--- Objective ---
State how many lines of the entries hold the string "must", and output nothing but that count.

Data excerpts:
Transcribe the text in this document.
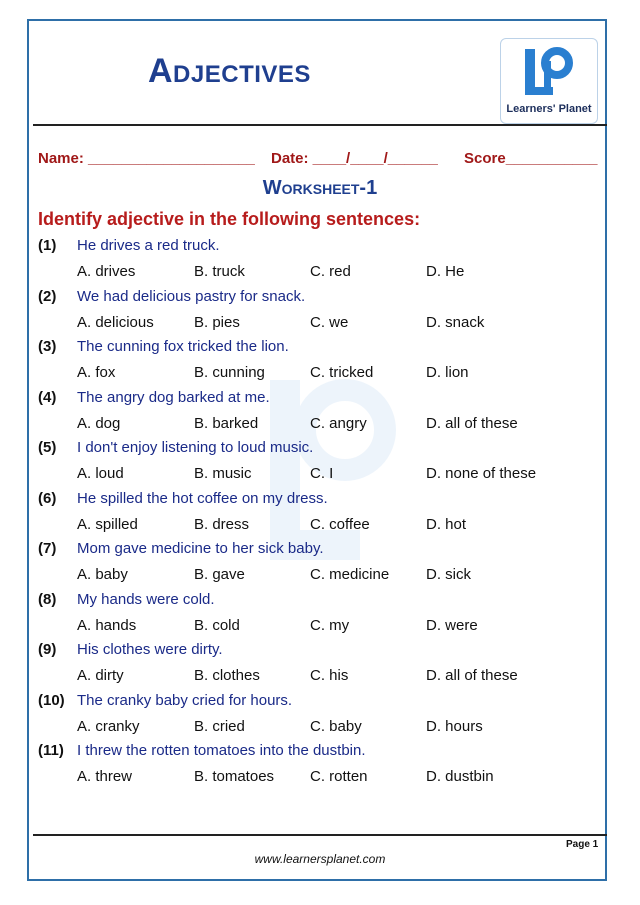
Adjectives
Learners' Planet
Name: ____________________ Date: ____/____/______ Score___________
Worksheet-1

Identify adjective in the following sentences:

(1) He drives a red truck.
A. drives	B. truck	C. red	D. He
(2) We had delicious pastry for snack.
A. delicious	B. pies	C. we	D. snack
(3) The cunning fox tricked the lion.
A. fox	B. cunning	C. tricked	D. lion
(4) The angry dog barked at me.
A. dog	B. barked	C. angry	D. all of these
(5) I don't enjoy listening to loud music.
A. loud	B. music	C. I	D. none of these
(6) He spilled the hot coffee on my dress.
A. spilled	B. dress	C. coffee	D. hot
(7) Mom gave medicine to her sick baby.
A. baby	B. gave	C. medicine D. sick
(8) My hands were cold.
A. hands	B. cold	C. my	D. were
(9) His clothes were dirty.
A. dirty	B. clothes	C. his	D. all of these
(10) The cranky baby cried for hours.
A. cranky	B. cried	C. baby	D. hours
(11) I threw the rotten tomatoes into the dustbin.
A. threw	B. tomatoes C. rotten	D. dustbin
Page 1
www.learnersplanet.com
--
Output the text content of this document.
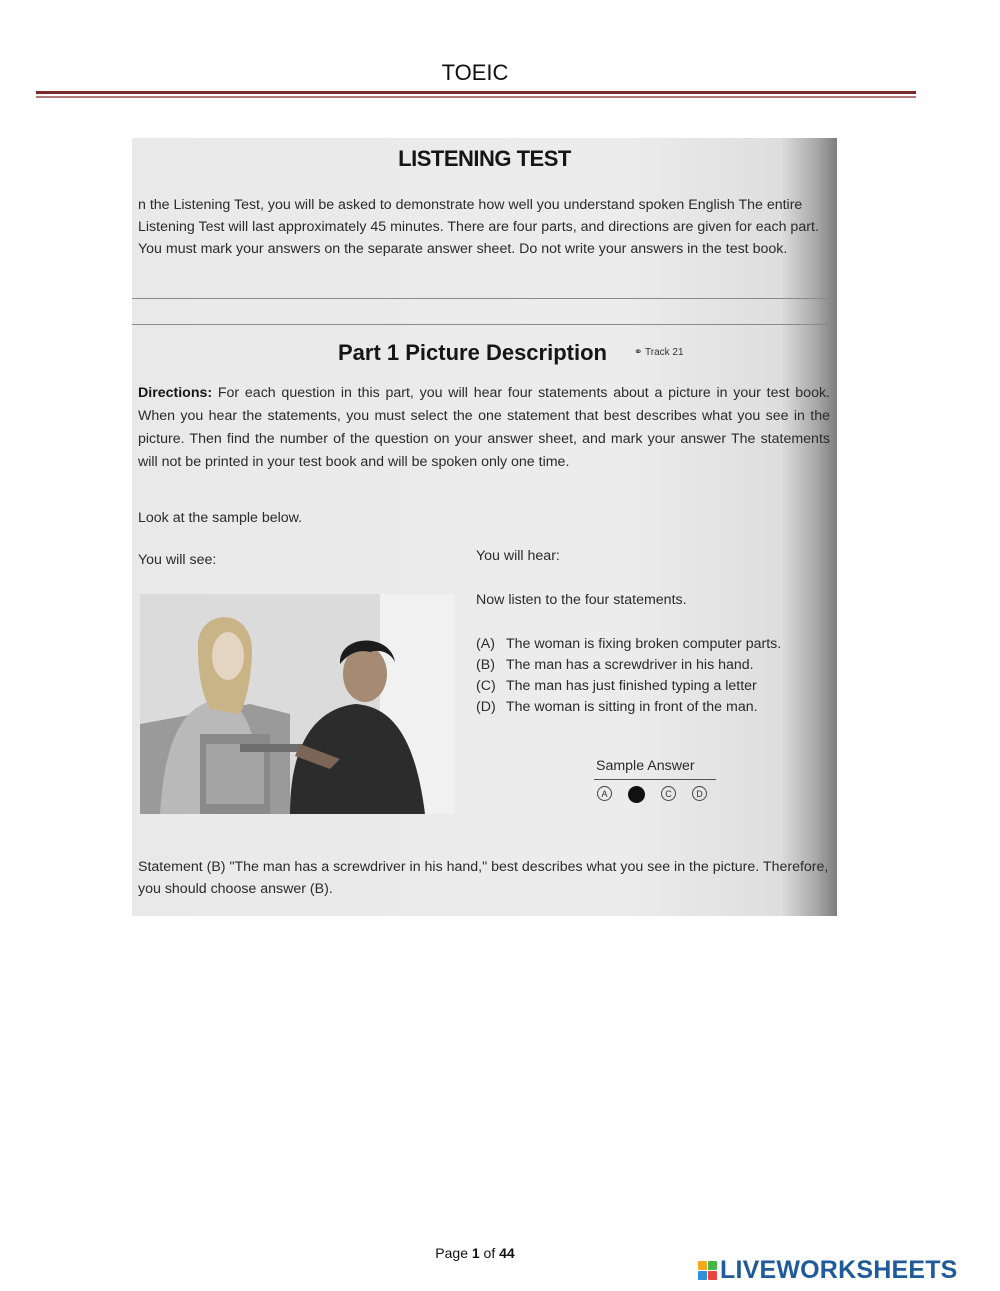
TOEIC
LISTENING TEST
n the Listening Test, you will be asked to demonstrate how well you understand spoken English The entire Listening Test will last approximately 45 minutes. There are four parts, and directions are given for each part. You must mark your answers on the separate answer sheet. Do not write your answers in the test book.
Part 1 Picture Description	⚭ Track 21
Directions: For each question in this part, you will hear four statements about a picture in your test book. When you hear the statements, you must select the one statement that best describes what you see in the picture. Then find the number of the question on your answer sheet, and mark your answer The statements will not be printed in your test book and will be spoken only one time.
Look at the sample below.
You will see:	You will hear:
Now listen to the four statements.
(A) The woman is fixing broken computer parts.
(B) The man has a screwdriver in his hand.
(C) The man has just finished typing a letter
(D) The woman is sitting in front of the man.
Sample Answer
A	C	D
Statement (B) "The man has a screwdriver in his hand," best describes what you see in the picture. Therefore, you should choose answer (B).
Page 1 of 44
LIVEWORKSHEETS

--- The response ---
2